- **Direction**:
Copy every entry word for word, but skip the pictures.

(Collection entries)
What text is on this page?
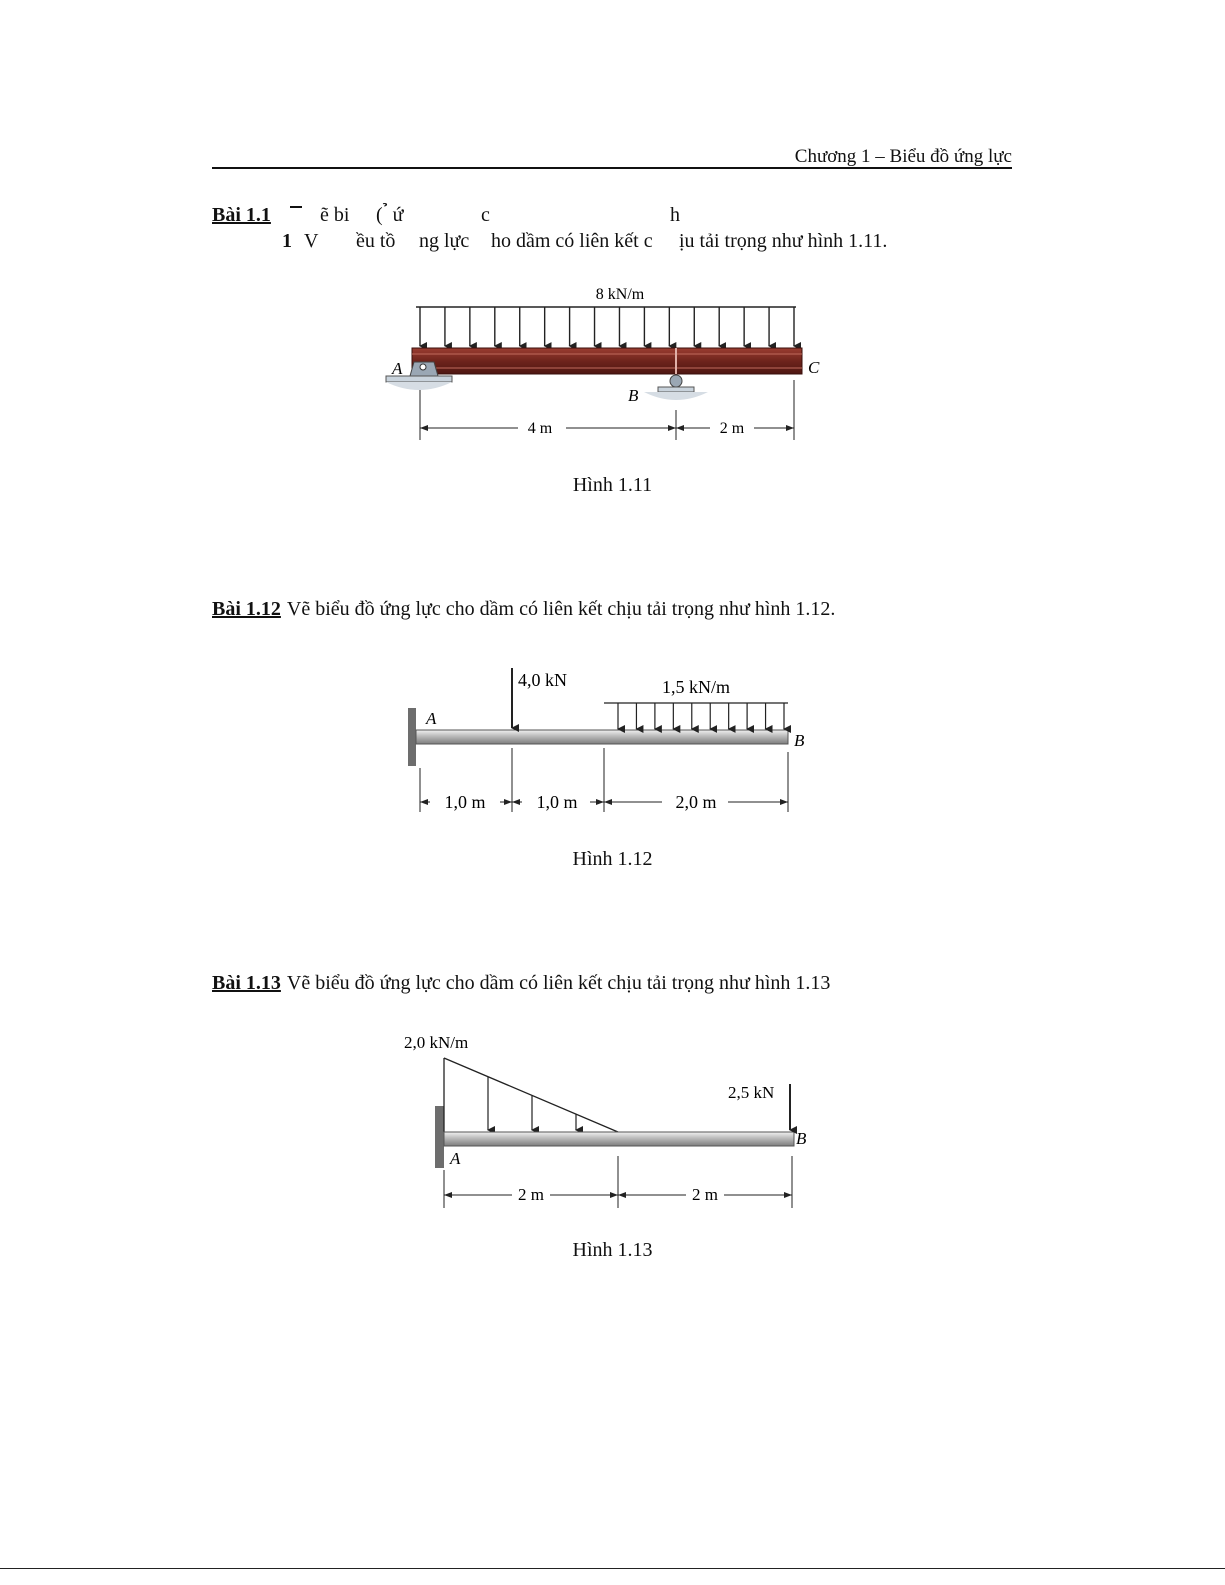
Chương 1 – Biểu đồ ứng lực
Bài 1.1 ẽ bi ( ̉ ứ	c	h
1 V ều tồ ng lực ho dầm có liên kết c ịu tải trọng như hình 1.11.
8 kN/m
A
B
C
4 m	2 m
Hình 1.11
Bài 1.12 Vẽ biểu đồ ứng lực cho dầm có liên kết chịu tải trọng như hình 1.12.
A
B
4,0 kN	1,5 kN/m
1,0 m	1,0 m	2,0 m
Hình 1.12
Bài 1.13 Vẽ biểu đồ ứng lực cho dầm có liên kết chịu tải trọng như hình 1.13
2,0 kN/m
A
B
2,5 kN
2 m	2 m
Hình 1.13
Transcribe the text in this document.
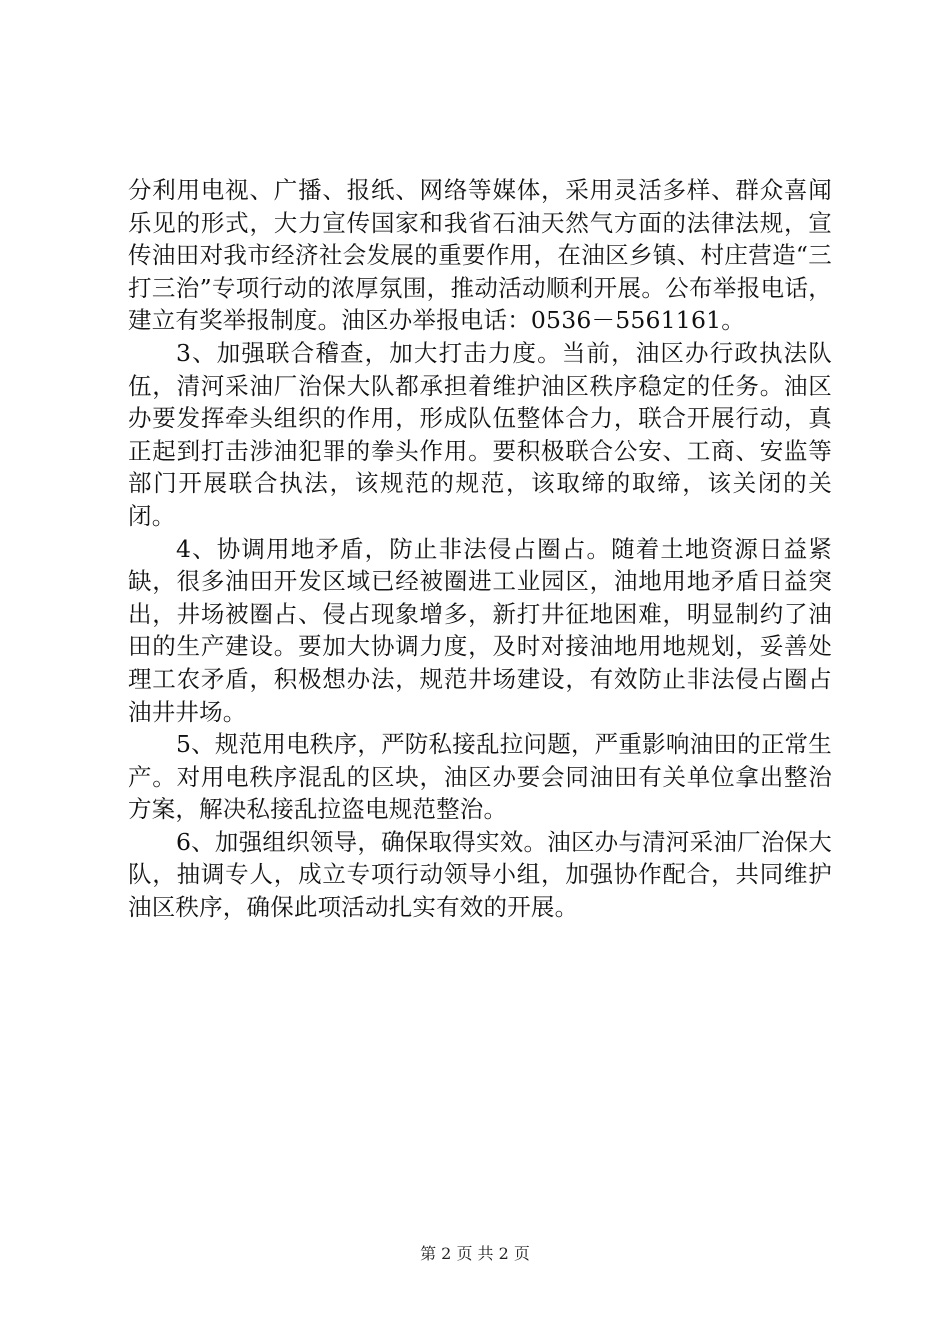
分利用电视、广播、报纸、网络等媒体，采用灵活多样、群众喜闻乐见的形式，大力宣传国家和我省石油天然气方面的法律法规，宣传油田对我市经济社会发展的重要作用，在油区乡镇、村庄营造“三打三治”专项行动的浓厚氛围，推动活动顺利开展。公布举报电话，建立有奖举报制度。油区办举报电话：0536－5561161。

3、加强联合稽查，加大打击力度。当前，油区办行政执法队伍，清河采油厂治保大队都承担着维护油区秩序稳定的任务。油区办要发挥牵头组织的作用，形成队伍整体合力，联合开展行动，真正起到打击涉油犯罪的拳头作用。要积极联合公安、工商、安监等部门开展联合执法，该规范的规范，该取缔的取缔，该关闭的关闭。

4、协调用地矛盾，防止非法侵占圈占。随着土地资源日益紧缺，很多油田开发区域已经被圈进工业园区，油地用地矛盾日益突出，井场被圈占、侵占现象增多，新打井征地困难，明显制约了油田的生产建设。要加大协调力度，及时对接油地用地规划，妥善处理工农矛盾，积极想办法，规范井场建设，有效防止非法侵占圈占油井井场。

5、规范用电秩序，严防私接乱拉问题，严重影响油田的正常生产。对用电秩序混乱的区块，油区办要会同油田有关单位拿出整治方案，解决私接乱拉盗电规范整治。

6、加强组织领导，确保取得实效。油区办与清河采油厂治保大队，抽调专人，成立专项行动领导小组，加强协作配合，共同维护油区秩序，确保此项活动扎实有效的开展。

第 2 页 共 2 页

- **Written solution**:
What text is on this page?
Chương 1 – Biểu đồ ứng lực
Bài 1.1 ẽ bi ( ̉ ứ	c	h
1 V ều tồ ng lực ho dầm có liên kết c ịu tải trọng như hình 1.11.
8 kN/m
A
B
C
4 m	2 m
Hình 1.11
Bài 1.12 Vẽ biểu đồ ứng lực cho dầm có liên kết chịu tải trọng như hình 1.12.
A
B
4,0 kN	1,5 kN/m
1,0 m	1,0 m	2,0 m
Hình 1.12
Bài 1.13 Vẽ biểu đồ ứng lực cho dầm có liên kết chịu tải trọng như hình 1.13
2,0 kN/m
A
B
2,5 kN
2 m	2 m
Hình 1.13
Transcribe the text in this document.
分利用电视、广播、报纸、网络等媒体，采用灵活多样、群众喜闻乐见的形式，大力宣传国家和我省石油天然气方面的法律法规，宣传油田对我市经济社会发展的重要作用，在油区乡镇、村庄营造“三打三治”专项行动的浓厚氛围，推动活动顺利开展。公布举报电话，建立有奖举报制度。油区办举报电话：0536－5561161。

3、加强联合稽查，加大打击力度。当前，油区办行政执法队伍，清河采油厂治保大队都承担着维护油区秩序稳定的任务。油区办要发挥牵头组织的作用，形成队伍整体合力，联合开展行动，真正起到打击涉油犯罪的拳头作用。要积极联合公安、工商、安监等部门开展联合执法，该规范的规范，该取缔的取缔，该关闭的关闭。

4、协调用地矛盾，防止非法侵占圈占。随着土地资源日益紧缺，很多油田开发区域已经被圈进工业园区，油地用地矛盾日益突出，井场被圈占、侵占现象增多，新打井征地困难，明显制约了油田的生产建设。要加大协调力度，及时对接油地用地规划，妥善处理工农矛盾，积极想办法，规范井场建设，有效防止非法侵占圈占油井井场。

5、规范用电秩序，严防私接乱拉问题，严重影响油田的正常生产。对用电秩序混乱的区块，油区办要会同油田有关单位拿出整治方案，解决私接乱拉盗电规范整治。

6、加强组织领导，确保取得实效。油区办与清河采油厂治保大队，抽调专人，成立专项行动领导小组，加强协作配合，共同维护油区秩序，确保此项活动扎实有效的开展。

第 2 页 共 2 页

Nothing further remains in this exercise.